— Start ROWS —

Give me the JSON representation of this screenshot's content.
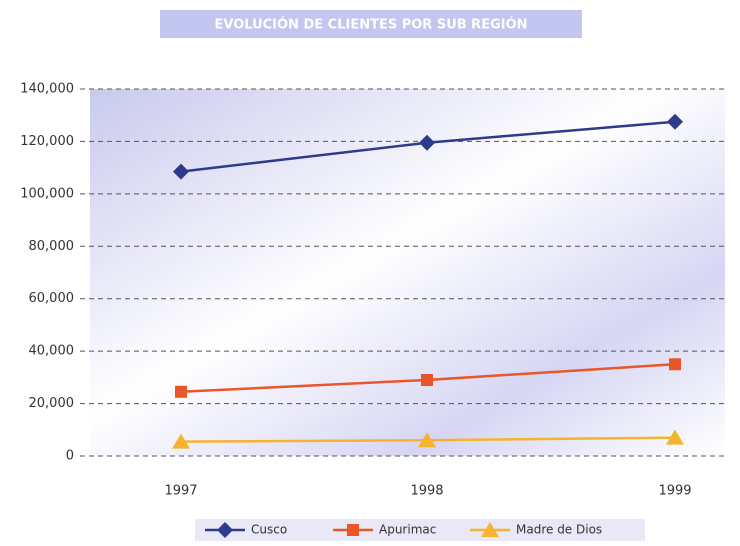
{
  "chart_data": {
    "type": "line",
    "title": "EVOLUCIÓN DE CLIENTES POR SUB REGIÓN",
    "categories": [
      "1997",
      "1998",
      "1999"
    ],
    "series": [
      {
        "name": "Cusco",
        "color": "#2e3a8c",
        "marker": "diamond",
        "values": [
          108500,
          119500,
          127500
        ]
      },
      {
        "name": "Apurimac",
        "color": "#e8562a",
        "marker": "square",
        "values": [
          24500,
          29000,
          35000
        ]
      },
      {
        "name": "Madre de Dios",
        "color": "#f5b430",
        "marker": "triangle",
        "values": [
          5500,
          6000,
          7000
        ]
      }
    ],
    "ylim": [
      0,
      140000
    ],
    "yticks": [
      0,
      {
        "value": 20000,
        "label": "20,000"
      },
      {
        "value": 40000,
        "label": "40,000"
      },
      {
        "value": 60000,
        "label": "60,000"
      },
      {
        "value": 80000,
        "label": "80,000"
      },
      {
        "value": 100000,
        "label": "100,000"
      },
      {
        "value": 120000,
        "label": "120,000"
      },
      {
        "value": 140000,
        "label": "140,000"
      }
    ],
    "grid": true,
    "legend": "bottom"
  }
}
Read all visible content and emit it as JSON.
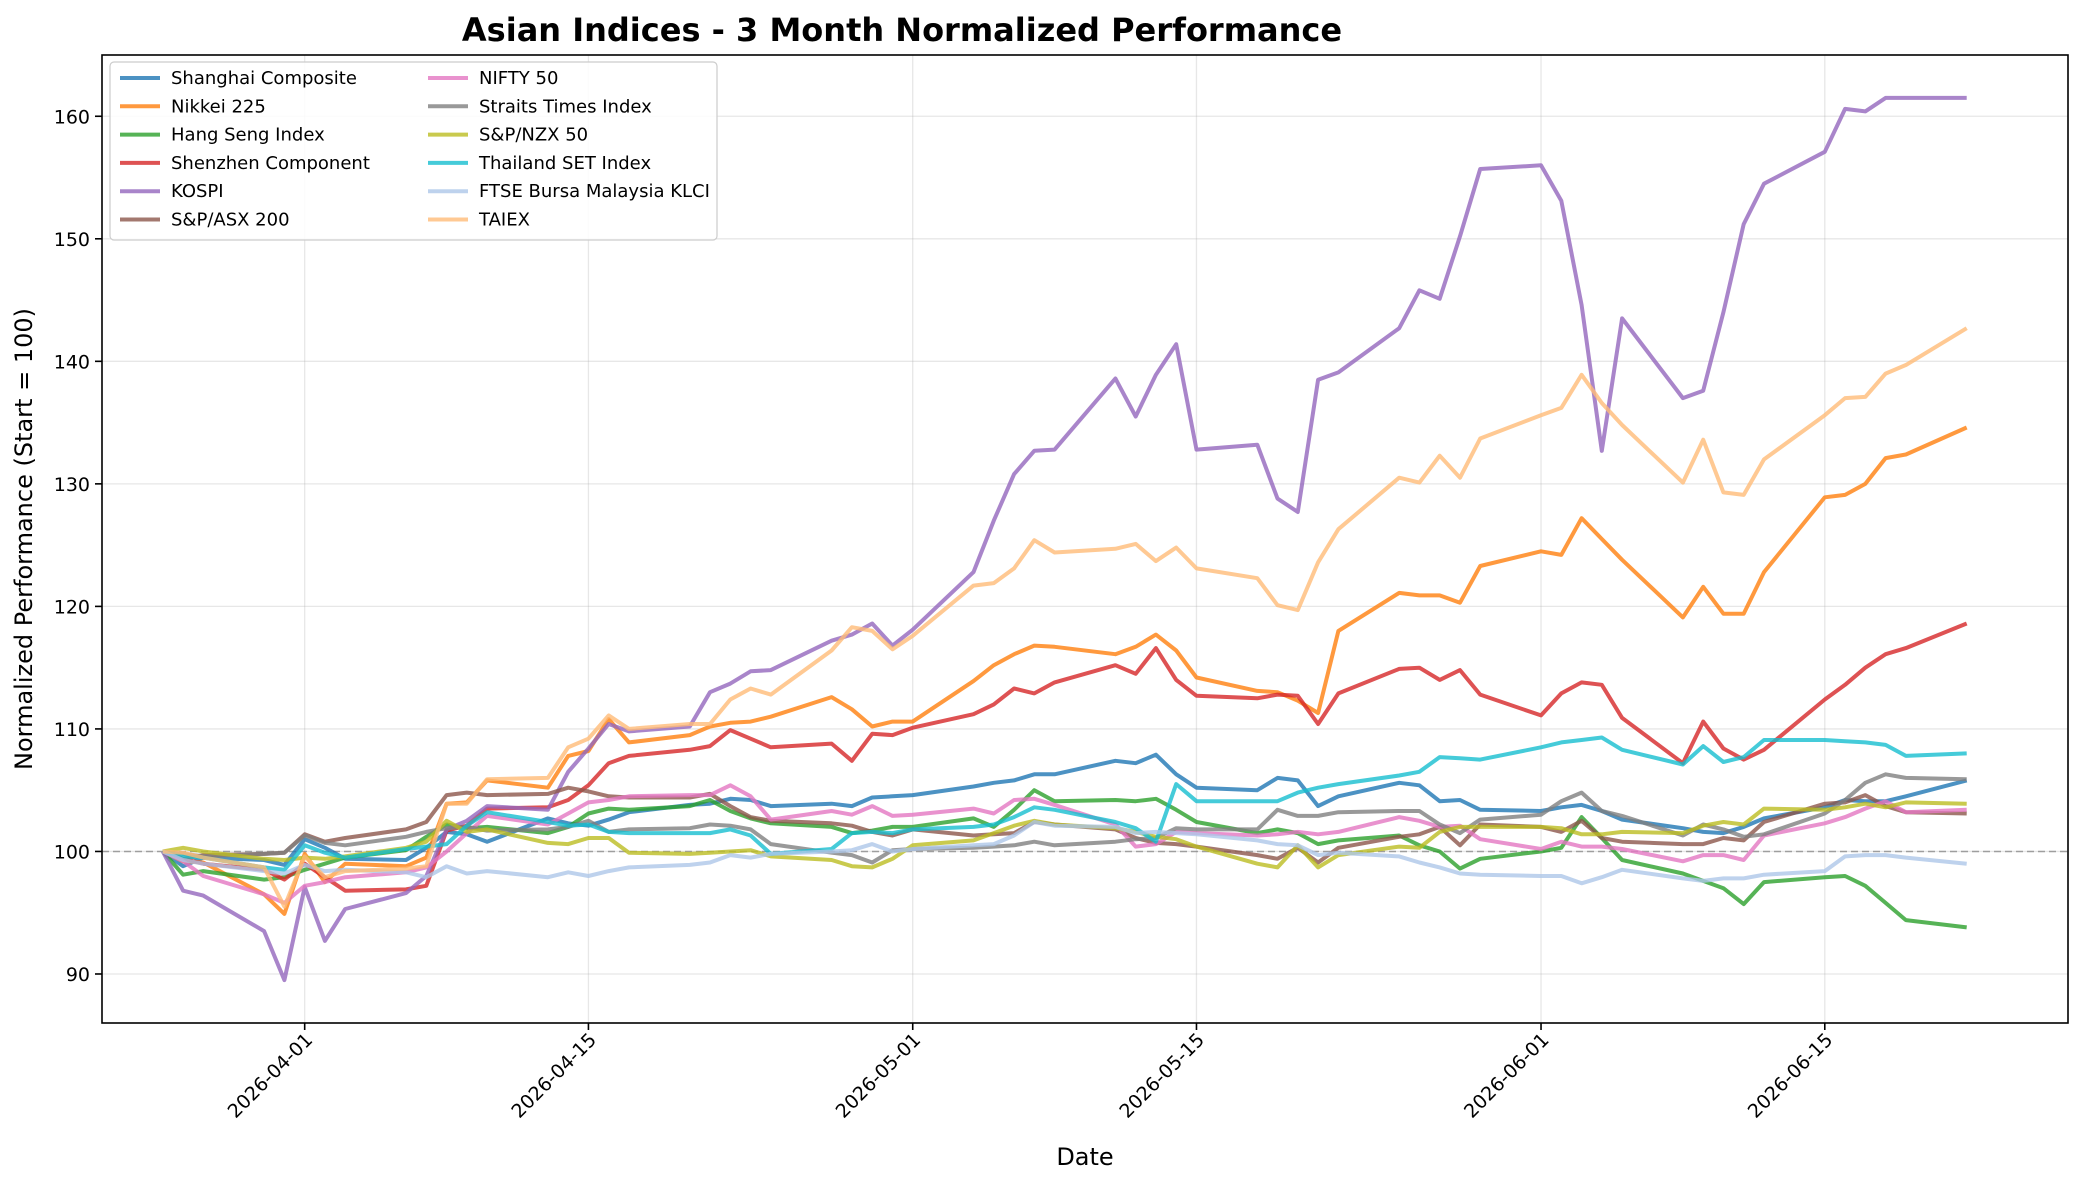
{
  "chart_data": {
    "type": "line",
    "title": "Asian Indices - 3 Month Normalized Performance",
    "xlabel": "Date",
    "ylabel": "Normalized Performance (Start = 100)",
    "xlim": [
      "2026-03-22",
      "2026-06-27"
    ],
    "ylim": [
      86,
      165
    ],
    "x_ticks": [
      "2026-04-01",
      "2026-04-15",
      "2026-05-01",
      "2026-05-15",
      "2026-06-01",
      "2026-06-15"
    ],
    "y_ticks": [
      90,
      100,
      110,
      120,
      130,
      140,
      150,
      160
    ],
    "reference_line": 100,
    "grid": true,
    "legend_position": "upper-left",
    "x": [
      "2026-03-25",
      "2026-03-26",
      "2026-03-27",
      "2026-03-30",
      "2026-03-31",
      "2026-04-01",
      "2026-04-02",
      "2026-04-03",
      "2026-04-06",
      "2026-04-07",
      "2026-04-08",
      "2026-04-09",
      "2026-04-10",
      "2026-04-13",
      "2026-04-14",
      "2026-04-15",
      "2026-04-16",
      "2026-04-17",
      "2026-04-20",
      "2026-04-21",
      "2026-04-22",
      "2026-04-23",
      "2026-04-24",
      "2026-04-27",
      "2026-04-28",
      "2026-04-29",
      "2026-04-30",
      "2026-05-01",
      "2026-05-04",
      "2026-05-05",
      "2026-05-06",
      "2026-05-07",
      "2026-05-08",
      "2026-05-11",
      "2026-05-12",
      "2026-05-13",
      "2026-05-14",
      "2026-05-15",
      "2026-05-18",
      "2026-05-19",
      "2026-05-20",
      "2026-05-21",
      "2026-05-22",
      "2026-05-25",
      "2026-05-26",
      "2026-05-27",
      "2026-05-28",
      "2026-05-29",
      "2026-06-01",
      "2026-06-02",
      "2026-06-03",
      "2026-06-04",
      "2026-06-05",
      "2026-06-08",
      "2026-06-09",
      "2026-06-10",
      "2026-06-11",
      "2026-06-12",
      "2026-06-15",
      "2026-06-16",
      "2026-06-17",
      "2026-06-18",
      "2026-06-19",
      "2026-06-22"
    ],
    "series": [
      {
        "name": "Shanghai Composite",
        "color": "#1f77b4",
        "values": [
          100,
          98.8,
          99.5,
          99.3,
          98.9,
          101.0,
          100.3,
          99.4,
          99.3,
          100.3,
          101.6,
          101.4,
          100.8,
          102.7,
          102.3,
          102.1,
          102.6,
          103.2,
          103.8,
          103.9,
          104.3,
          104.2,
          103.7,
          103.9,
          103.7,
          104.4,
          104.5,
          104.6,
          105.3,
          105.6,
          105.8,
          106.3,
          106.3,
          107.4,
          107.2,
          107.9,
          106.3,
          105.2,
          105.0,
          106.0,
          105.8,
          103.7,
          104.5,
          105.6,
          105.4,
          104.1,
          104.2,
          103.4,
          103.3,
          103.6,
          103.8,
          103.3,
          102.6,
          101.9,
          101.6,
          101.5,
          102.0,
          102.7,
          103.6,
          104.2,
          104.1,
          104.1,
          104.5,
          105.8
        ]
      },
      {
        "name": "Nikkei 225",
        "color": "#ff7f0e",
        "values": [
          100,
          99.2,
          99.1,
          96.5,
          94.9,
          99.8,
          97.5,
          99.0,
          98.8,
          99.5,
          103.9,
          104.0,
          105.8,
          105.2,
          107.8,
          108.2,
          110.8,
          108.9,
          109.5,
          110.2,
          110.5,
          110.6,
          111.0,
          112.6,
          111.6,
          110.2,
          110.6,
          110.6,
          113.9,
          115.2,
          116.1,
          116.8,
          116.7,
          116.1,
          116.7,
          117.7,
          116.4,
          114.2,
          113.1,
          113.0,
          112.3,
          111.3,
          118.0,
          121.1,
          120.9,
          120.9,
          120.3,
          123.3,
          124.5,
          124.2,
          127.2,
          125.5,
          123.8,
          119.1,
          121.6,
          119.4,
          119.4,
          122.8,
          128.9,
          129.1,
          130.0,
          132.1,
          132.4,
          134.6
        ]
      },
      {
        "name": "Hang Seng Index",
        "color": "#2ca02c",
        "values": [
          100,
          98.1,
          98.4,
          97.7,
          97.9,
          98.5,
          99.0,
          99.5,
          100.1,
          101.2,
          102.2,
          101.9,
          102.0,
          101.5,
          102.0,
          103.1,
          103.5,
          103.4,
          103.7,
          104.2,
          103.3,
          102.7,
          102.3,
          102.0,
          101.5,
          101.7,
          102.0,
          102.0,
          102.7,
          102.0,
          103.4,
          105.0,
          104.1,
          104.2,
          104.1,
          104.3,
          103.4,
          102.4,
          101.5,
          101.8,
          101.5,
          100.6,
          100.9,
          101.3,
          100.5,
          100.0,
          98.6,
          99.4,
          100.0,
          100.3,
          102.8,
          101.1,
          99.3,
          98.2,
          97.6,
          97.0,
          95.7,
          97.5,
          97.9,
          98.0,
          97.2,
          95.8,
          94.4,
          93.8
        ]
      },
      {
        "name": "Shenzhen Component",
        "color": "#d62728",
        "values": [
          100,
          99.4,
          99.0,
          98.5,
          97.7,
          99.0,
          97.9,
          96.8,
          96.9,
          97.2,
          101.7,
          102.1,
          103.5,
          103.6,
          104.2,
          105.4,
          107.2,
          107.8,
          108.3,
          108.6,
          109.9,
          109.2,
          108.5,
          108.8,
          107.4,
          109.6,
          109.5,
          110.1,
          111.2,
          112.0,
          113.3,
          112.9,
          113.8,
          115.2,
          114.5,
          116.6,
          114.0,
          112.7,
          112.5,
          112.8,
          112.7,
          110.4,
          112.9,
          114.9,
          115.0,
          114.0,
          114.8,
          112.8,
          111.1,
          112.9,
          113.8,
          113.6,
          110.9,
          107.2,
          110.6,
          108.4,
          107.5,
          108.3,
          112.4,
          113.6,
          115.0,
          116.1,
          116.6,
          118.6
        ]
      },
      {
        "name": "KOSPI",
        "color": "#9467bd",
        "values": [
          100,
          96.8,
          96.4,
          93.5,
          89.5,
          97.1,
          92.7,
          95.3,
          96.6,
          98.0,
          101.8,
          102.5,
          103.7,
          103.4,
          106.5,
          108.4,
          110.4,
          109.8,
          110.2,
          113.0,
          113.7,
          114.7,
          114.8,
          117.2,
          117.7,
          118.6,
          116.8,
          118.1,
          122.8,
          127.0,
          130.8,
          132.7,
          132.8,
          138.6,
          135.5,
          138.9,
          141.4,
          132.8,
          133.2,
          128.8,
          127.7,
          138.5,
          139.1,
          142.7,
          145.8,
          145.1,
          150.2,
          155.7,
          156.0,
          153.1,
          144.6,
          132.7,
          143.5,
          137.0,
          137.6,
          144.0,
          151.2,
          154.5,
          157.1,
          160.6,
          160.4,
          161.5,
          161.5,
          161.5
        ]
      },
      {
        "name": "S&P/ASX 200",
        "color": "#8c564b",
        "values": [
          100,
          99.4,
          99.7,
          99.8,
          99.9,
          101.4,
          100.8,
          101.1,
          101.8,
          102.4,
          104.6,
          104.8,
          104.6,
          104.7,
          105.2,
          104.9,
          104.5,
          104.4,
          104.4,
          104.7,
          103.7,
          102.8,
          102.5,
          102.3,
          102.1,
          101.6,
          101.3,
          101.8,
          101.3,
          101.4,
          101.5,
          102.4,
          102.2,
          101.8,
          101.1,
          100.7,
          100.6,
          100.4,
          99.7,
          99.4,
          100.3,
          99.1,
          100.3,
          101.2,
          101.4,
          102.0,
          100.5,
          102.2,
          102.0,
          101.6,
          102.5,
          101.1,
          100.8,
          100.6,
          100.6,
          101.1,
          100.9,
          102.4,
          103.9,
          104.0,
          104.6,
          103.7,
          103.2,
          103.1
        ]
      },
      {
        "name": "NIFTY 50",
        "color": "#e377c2",
        "values": [
          100,
          99.2,
          98.0,
          96.5,
          95.8,
          97.2,
          97.5,
          97.9,
          98.3,
          98.7,
          100.0,
          101.5,
          102.9,
          102.2,
          103.1,
          104.0,
          104.2,
          104.5,
          104.6,
          104.6,
          105.4,
          104.5,
          102.6,
          103.3,
          103.0,
          103.7,
          102.9,
          103.0,
          103.5,
          103.1,
          104.2,
          104.3,
          103.8,
          102.2,
          100.4,
          100.6,
          101.6,
          101.5,
          101.3,
          101.4,
          101.6,
          101.4,
          101.6,
          102.8,
          102.5,
          102.0,
          102.1,
          101.0,
          100.2,
          100.8,
          100.4,
          100.4,
          100.2,
          99.2,
          99.7,
          99.7,
          99.3,
          101.3,
          102.3,
          102.8,
          103.5,
          104.1,
          103.2,
          103.4
        ]
      },
      {
        "name": "Straits Times Index",
        "color": "#7f7f7f",
        "values": [
          100,
          99.8,
          99.6,
          99.8,
          99.9,
          101.3,
          100.7,
          100.5,
          101.2,
          101.6,
          101.9,
          102.0,
          101.7,
          101.8,
          102.0,
          102.5,
          101.6,
          101.8,
          101.9,
          102.2,
          102.1,
          101.8,
          100.6,
          99.9,
          99.7,
          99.1,
          100.1,
          100.2,
          100.3,
          100.4,
          100.5,
          100.8,
          100.5,
          100.8,
          101.0,
          101.1,
          101.9,
          101.8,
          101.8,
          103.4,
          102.9,
          102.9,
          103.2,
          103.3,
          103.3,
          102.2,
          101.5,
          102.6,
          103.0,
          104.1,
          104.8,
          103.3,
          102.9,
          101.3,
          102.2,
          101.8,
          101.2,
          101.4,
          103.1,
          104.2,
          105.6,
          106.3,
          106.0,
          105.9
        ]
      },
      {
        "name": "S&P/NZX 50",
        "color": "#bcbd22",
        "values": [
          100,
          100.3,
          100.0,
          99.4,
          99.3,
          99.5,
          99.4,
          99.6,
          100.3,
          100.8,
          102.5,
          101.6,
          101.8,
          100.7,
          100.6,
          101.1,
          101.1,
          99.9,
          99.8,
          99.9,
          100.0,
          100.1,
          99.6,
          99.3,
          98.8,
          98.7,
          99.4,
          100.5,
          100.9,
          101.5,
          102.1,
          102.5,
          102.2,
          101.9,
          101.6,
          101.2,
          101.0,
          100.4,
          99.0,
          98.7,
          100.5,
          98.7,
          99.7,
          100.4,
          100.3,
          101.6,
          102.0,
          102.0,
          102.0,
          101.9,
          101.4,
          101.4,
          101.6,
          101.5,
          102.1,
          102.4,
          102.2,
          103.5,
          103.4,
          103.6,
          103.9,
          103.6,
          104.0,
          103.9
        ]
      },
      {
        "name": "Thailand SET Index",
        "color": "#17becf",
        "values": [
          100,
          99.6,
          99.5,
          98.7,
          98.5,
          100.5,
          99.9,
          99.5,
          100.2,
          100.4,
          100.6,
          102.1,
          103.2,
          102.4,
          102.1,
          102.2,
          101.6,
          101.5,
          101.5,
          101.5,
          101.8,
          101.3,
          99.8,
          100.2,
          101.5,
          101.6,
          101.5,
          101.8,
          102.0,
          102.2,
          102.8,
          103.6,
          103.4,
          102.4,
          101.9,
          100.8,
          105.5,
          104.1,
          104.1,
          104.1,
          104.8,
          105.2,
          105.5,
          106.2,
          106.5,
          107.7,
          107.6,
          107.5,
          108.5,
          108.9,
          109.1,
          109.3,
          108.3,
          107.1,
          108.6,
          107.3,
          107.7,
          109.1,
          109.1,
          109.0,
          108.9,
          108.7,
          107.8,
          108.0
        ]
      },
      {
        "name": "FTSE Bursa Malaysia KLCI",
        "color": "#aec7e8",
        "values": [
          100,
          99.3,
          99.0,
          98.4,
          98.2,
          98.9,
          98.4,
          98.5,
          98.3,
          97.9,
          98.8,
          98.2,
          98.4,
          97.9,
          98.3,
          98.0,
          98.4,
          98.7,
          98.9,
          99.1,
          99.7,
          99.5,
          99.8,
          100.0,
          100.1,
          100.6,
          100.0,
          100.2,
          100.5,
          100.6,
          101.3,
          102.4,
          102.1,
          102.0,
          101.5,
          101.6,
          101.5,
          101.4,
          100.9,
          100.6,
          100.5,
          99.7,
          99.9,
          99.6,
          99.1,
          98.7,
          98.2,
          98.1,
          98.0,
          98.0,
          97.4,
          97.9,
          98.5,
          97.8,
          97.6,
          97.8,
          97.8,
          98.1,
          98.4,
          99.6,
          99.7,
          99.7,
          99.5,
          99.0
        ]
      },
      {
        "name": "TAIEX",
        "color": "#ffbb78",
        "values": [
          100,
          99.9,
          99.5,
          98.7,
          95.5,
          99.6,
          97.9,
          98.4,
          98.6,
          98.8,
          103.9,
          103.9,
          105.9,
          106.0,
          108.5,
          109.2,
          111.1,
          110.0,
          110.4,
          110.4,
          112.4,
          113.3,
          112.8,
          116.4,
          118.3,
          118.0,
          116.5,
          117.6,
          121.7,
          121.9,
          123.1,
          125.4,
          124.4,
          124.7,
          125.1,
          123.7,
          124.8,
          123.1,
          122.3,
          120.1,
          119.7,
          123.6,
          126.3,
          130.5,
          130.1,
          132.3,
          130.5,
          133.7,
          135.6,
          136.2,
          138.9,
          136.6,
          134.8,
          130.1,
          133.6,
          129.3,
          129.1,
          132.0,
          135.6,
          137.0,
          137.1,
          139.0,
          139.7,
          142.7
        ]
      }
    ]
  }
}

— End ROWS —

__GOAL__. Show every line from the entries above in which the word "Index" appears.

__OUTPUT BELOW__.
        "name": "Hang Seng Index",
        "name": "Straits Times Index",
        "name": "Thailand SET Index",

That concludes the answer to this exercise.